Information shown ▸
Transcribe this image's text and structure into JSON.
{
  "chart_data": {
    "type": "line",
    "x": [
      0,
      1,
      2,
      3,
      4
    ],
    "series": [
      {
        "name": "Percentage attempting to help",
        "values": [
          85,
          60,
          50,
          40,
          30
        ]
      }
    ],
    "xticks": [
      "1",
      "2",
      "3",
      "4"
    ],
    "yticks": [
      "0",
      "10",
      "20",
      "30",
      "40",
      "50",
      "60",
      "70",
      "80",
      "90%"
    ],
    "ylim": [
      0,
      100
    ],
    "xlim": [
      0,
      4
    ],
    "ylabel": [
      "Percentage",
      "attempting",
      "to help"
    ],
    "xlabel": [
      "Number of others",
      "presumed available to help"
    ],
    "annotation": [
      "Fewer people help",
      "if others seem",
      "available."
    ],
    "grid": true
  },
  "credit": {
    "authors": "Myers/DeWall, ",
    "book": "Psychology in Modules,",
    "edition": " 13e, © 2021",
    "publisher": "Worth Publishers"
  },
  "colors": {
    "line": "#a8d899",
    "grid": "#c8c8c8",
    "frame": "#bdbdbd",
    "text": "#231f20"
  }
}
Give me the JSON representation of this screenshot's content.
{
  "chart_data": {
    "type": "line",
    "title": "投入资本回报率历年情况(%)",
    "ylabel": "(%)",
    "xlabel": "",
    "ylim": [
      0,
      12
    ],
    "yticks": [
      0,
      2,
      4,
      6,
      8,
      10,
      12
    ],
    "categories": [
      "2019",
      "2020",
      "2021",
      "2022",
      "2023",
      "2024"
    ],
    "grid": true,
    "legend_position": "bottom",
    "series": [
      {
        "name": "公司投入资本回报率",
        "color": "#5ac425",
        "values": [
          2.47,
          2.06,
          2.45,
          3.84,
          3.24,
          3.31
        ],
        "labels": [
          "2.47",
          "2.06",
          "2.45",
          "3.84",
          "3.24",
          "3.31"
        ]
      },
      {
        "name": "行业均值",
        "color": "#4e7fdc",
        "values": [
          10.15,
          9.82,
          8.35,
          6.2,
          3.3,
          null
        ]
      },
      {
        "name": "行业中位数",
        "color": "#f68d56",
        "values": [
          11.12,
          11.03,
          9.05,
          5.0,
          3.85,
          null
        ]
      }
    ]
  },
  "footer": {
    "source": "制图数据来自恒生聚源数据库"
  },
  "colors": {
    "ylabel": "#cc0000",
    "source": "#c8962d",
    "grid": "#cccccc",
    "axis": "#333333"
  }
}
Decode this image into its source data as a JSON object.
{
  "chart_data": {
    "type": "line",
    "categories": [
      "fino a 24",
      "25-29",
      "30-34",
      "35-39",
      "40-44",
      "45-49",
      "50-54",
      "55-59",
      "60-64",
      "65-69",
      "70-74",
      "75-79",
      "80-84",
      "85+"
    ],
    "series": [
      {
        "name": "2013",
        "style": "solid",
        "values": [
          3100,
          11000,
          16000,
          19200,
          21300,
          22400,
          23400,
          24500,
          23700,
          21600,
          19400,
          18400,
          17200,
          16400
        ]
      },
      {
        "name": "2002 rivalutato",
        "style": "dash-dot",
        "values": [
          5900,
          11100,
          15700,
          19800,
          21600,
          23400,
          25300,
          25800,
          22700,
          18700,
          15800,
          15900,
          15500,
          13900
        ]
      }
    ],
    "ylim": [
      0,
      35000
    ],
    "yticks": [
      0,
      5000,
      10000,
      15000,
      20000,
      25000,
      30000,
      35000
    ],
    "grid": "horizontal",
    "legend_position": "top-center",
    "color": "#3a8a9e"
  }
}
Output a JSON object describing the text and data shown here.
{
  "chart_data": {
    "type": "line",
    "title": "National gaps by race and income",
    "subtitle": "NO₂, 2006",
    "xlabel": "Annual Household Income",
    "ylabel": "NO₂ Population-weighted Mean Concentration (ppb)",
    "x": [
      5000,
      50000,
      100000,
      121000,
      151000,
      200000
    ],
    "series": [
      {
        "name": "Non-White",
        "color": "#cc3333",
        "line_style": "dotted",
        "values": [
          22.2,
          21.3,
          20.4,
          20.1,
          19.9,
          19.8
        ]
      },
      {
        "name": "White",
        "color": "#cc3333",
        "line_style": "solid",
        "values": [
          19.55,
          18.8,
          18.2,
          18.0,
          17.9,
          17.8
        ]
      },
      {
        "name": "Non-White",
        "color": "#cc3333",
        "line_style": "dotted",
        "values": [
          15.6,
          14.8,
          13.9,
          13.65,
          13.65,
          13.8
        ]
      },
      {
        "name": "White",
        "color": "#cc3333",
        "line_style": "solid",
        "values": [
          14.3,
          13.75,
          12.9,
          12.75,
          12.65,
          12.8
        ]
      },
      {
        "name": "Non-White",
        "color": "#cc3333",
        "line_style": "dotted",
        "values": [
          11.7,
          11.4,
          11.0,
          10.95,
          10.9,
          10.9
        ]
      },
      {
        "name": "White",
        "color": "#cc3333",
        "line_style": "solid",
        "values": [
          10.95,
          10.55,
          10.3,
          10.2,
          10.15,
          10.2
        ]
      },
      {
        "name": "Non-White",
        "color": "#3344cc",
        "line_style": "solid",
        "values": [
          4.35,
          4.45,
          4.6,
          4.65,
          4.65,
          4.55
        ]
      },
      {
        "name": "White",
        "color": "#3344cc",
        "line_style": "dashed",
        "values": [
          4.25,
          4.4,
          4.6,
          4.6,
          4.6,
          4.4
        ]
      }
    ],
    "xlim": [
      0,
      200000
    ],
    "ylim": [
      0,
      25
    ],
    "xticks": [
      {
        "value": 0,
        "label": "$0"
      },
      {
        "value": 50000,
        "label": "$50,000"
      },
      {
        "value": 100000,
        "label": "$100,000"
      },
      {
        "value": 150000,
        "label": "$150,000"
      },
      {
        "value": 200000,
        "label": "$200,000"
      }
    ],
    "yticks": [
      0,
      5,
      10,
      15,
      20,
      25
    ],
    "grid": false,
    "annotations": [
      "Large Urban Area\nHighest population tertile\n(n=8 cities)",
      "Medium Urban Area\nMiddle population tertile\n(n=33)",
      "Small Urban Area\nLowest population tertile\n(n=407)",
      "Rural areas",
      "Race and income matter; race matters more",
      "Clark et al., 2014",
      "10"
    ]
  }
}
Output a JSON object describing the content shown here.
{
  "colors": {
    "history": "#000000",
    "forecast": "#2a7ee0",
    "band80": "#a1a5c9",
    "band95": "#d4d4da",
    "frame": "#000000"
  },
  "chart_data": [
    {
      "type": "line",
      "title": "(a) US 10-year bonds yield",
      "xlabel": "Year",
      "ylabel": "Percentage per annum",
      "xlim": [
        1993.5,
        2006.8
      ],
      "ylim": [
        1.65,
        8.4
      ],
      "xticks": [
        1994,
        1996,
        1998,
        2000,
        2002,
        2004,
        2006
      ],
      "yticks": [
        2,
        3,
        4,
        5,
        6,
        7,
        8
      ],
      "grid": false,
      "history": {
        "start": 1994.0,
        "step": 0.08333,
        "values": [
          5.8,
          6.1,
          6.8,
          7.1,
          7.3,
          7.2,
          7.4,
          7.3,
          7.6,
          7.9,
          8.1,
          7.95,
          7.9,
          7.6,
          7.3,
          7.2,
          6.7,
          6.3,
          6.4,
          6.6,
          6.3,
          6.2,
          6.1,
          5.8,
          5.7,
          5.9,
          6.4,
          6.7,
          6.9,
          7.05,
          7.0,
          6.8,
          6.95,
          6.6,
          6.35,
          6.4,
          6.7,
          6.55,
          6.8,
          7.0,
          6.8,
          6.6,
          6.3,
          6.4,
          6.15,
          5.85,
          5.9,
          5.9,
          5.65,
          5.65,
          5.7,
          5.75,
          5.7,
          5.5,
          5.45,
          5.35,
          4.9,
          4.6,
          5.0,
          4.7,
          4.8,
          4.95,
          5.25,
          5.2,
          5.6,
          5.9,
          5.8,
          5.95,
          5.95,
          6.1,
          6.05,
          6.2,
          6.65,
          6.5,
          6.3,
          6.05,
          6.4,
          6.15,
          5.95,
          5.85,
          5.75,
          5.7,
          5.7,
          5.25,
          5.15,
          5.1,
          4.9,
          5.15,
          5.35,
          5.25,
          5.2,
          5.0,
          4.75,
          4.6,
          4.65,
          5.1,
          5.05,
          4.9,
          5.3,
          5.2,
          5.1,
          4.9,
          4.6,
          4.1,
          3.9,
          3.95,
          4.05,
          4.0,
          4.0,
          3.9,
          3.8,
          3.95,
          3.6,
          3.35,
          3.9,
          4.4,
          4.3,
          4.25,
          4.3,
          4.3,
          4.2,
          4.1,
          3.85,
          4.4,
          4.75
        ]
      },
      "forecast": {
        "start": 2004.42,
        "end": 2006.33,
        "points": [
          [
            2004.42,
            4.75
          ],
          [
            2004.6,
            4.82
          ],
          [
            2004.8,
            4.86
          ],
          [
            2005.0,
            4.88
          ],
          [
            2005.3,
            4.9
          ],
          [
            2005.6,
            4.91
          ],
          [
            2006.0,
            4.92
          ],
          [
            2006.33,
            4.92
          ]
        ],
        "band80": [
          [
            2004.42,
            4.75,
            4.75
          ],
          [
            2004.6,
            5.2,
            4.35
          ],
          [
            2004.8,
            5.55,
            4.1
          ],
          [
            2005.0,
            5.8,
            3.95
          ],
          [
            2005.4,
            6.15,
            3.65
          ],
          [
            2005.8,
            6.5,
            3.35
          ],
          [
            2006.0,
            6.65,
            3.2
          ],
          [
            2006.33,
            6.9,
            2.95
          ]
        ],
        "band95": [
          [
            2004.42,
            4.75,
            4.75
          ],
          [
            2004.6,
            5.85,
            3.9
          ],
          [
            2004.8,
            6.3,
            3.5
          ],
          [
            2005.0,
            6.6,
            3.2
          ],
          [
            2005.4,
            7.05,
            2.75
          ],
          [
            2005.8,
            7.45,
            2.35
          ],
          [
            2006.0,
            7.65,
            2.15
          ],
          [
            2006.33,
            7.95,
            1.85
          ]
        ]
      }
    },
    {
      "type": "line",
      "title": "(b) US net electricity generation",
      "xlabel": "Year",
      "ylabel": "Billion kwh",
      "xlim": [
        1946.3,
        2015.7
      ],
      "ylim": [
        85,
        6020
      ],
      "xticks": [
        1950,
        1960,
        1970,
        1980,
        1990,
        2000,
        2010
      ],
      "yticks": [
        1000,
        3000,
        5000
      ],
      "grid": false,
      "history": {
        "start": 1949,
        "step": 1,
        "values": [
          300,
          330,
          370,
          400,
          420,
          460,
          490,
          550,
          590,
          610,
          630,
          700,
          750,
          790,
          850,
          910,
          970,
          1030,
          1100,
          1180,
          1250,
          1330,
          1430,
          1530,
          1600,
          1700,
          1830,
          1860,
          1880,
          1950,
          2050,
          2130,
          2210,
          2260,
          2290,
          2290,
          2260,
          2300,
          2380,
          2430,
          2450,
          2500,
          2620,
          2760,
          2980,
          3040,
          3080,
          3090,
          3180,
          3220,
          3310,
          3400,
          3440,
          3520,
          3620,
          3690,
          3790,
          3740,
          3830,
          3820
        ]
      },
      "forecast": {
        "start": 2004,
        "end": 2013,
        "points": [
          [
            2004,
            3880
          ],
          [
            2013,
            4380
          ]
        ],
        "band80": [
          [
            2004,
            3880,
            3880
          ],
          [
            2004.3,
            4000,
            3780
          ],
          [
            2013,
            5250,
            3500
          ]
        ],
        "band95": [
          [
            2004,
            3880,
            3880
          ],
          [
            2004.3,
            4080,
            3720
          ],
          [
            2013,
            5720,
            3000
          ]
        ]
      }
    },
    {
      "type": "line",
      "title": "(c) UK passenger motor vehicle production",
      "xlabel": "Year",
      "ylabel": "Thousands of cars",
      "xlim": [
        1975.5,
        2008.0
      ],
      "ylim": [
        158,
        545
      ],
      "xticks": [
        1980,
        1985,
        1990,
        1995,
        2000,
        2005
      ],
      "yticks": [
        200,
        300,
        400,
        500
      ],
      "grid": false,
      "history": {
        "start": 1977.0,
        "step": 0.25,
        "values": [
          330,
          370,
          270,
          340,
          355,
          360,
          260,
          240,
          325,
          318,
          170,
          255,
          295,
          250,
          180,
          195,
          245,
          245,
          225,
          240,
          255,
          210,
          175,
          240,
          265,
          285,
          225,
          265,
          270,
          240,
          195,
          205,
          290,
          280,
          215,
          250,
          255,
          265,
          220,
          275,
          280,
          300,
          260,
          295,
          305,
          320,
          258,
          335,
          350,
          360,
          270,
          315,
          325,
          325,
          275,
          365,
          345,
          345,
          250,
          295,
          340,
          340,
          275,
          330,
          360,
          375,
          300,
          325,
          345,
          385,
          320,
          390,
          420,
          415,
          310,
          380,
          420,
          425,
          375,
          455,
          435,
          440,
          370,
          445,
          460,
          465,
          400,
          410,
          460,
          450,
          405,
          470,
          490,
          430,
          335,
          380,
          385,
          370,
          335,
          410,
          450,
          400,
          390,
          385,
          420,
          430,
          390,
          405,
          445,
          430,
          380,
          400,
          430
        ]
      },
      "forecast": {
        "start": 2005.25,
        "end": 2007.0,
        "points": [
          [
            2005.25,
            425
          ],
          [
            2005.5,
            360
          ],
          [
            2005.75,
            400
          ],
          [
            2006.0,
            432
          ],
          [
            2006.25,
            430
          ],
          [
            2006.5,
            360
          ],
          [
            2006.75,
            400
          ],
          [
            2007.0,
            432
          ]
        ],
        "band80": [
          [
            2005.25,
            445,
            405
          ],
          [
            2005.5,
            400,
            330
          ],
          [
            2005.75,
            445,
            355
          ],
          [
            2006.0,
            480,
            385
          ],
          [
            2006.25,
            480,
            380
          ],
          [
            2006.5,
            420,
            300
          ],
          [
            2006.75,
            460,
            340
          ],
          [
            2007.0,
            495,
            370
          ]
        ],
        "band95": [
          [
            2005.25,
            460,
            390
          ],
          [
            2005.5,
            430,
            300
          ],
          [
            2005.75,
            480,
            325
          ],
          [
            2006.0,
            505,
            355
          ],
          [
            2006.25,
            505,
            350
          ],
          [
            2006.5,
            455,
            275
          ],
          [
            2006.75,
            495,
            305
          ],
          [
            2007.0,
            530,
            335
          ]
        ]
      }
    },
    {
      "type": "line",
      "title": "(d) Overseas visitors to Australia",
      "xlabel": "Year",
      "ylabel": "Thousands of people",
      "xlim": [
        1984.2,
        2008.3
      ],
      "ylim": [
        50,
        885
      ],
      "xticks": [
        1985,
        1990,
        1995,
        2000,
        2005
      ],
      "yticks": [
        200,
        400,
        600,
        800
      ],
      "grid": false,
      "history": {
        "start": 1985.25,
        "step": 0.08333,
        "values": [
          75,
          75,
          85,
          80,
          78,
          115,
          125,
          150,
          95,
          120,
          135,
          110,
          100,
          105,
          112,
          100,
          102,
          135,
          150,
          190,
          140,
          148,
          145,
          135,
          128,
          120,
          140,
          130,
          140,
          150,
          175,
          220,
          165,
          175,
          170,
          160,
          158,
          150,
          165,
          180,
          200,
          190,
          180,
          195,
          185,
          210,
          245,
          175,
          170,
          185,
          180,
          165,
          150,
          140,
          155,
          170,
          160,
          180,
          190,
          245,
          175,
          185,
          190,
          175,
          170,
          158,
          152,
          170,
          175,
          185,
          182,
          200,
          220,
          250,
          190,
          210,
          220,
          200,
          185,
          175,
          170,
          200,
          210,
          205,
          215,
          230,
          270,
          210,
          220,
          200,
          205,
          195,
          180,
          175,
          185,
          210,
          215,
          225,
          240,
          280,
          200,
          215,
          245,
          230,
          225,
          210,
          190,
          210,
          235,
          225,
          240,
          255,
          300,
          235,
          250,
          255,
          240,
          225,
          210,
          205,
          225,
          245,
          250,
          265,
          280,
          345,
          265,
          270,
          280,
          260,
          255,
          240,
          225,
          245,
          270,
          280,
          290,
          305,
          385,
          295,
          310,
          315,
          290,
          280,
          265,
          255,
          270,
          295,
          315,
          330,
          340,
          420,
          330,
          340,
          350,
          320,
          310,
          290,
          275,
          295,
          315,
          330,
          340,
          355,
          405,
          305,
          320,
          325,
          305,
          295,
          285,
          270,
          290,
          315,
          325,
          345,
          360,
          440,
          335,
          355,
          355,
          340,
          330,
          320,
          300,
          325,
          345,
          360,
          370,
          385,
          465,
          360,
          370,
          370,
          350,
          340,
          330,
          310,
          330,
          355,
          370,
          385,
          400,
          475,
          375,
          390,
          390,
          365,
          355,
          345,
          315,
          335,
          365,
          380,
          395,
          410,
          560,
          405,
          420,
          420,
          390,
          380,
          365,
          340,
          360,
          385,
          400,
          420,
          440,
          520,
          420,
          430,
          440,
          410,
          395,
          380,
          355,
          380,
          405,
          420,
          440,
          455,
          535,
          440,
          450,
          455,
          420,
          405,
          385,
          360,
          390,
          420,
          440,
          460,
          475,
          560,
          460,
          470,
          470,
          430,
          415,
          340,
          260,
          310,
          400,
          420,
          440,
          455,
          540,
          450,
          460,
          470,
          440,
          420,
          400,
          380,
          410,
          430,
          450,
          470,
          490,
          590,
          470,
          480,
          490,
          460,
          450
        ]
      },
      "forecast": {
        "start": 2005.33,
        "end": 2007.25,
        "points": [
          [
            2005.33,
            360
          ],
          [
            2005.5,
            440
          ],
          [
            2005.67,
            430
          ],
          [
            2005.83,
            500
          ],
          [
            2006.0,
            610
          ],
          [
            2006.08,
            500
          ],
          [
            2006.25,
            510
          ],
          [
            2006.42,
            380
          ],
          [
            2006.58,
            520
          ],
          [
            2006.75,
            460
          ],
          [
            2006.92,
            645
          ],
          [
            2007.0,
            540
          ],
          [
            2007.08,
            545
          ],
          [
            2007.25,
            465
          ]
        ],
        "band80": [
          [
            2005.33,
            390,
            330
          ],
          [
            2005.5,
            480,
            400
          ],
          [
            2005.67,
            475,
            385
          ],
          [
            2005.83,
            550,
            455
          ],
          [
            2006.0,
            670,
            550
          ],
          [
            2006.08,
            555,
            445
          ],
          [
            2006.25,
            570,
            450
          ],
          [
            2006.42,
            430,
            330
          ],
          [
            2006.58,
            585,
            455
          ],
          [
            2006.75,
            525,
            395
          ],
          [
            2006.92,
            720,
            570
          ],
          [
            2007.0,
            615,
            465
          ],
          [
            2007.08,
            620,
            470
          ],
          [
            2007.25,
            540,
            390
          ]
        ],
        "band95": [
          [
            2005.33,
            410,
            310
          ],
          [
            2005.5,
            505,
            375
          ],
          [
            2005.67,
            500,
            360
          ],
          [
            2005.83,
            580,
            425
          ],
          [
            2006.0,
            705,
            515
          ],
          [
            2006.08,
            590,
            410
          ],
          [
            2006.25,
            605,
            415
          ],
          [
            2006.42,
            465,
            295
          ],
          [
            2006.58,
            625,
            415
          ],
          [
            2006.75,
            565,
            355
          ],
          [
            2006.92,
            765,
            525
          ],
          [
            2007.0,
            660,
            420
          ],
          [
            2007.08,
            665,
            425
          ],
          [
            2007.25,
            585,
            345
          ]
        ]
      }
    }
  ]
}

Direction ▸ Copy out all lines where the word "this" appears.

Worked solution ▸
Transcribe this image's text and structure into JSON.
Give me the JSON representation of this screenshot's content.
Decode this image into its source data as a JSON object.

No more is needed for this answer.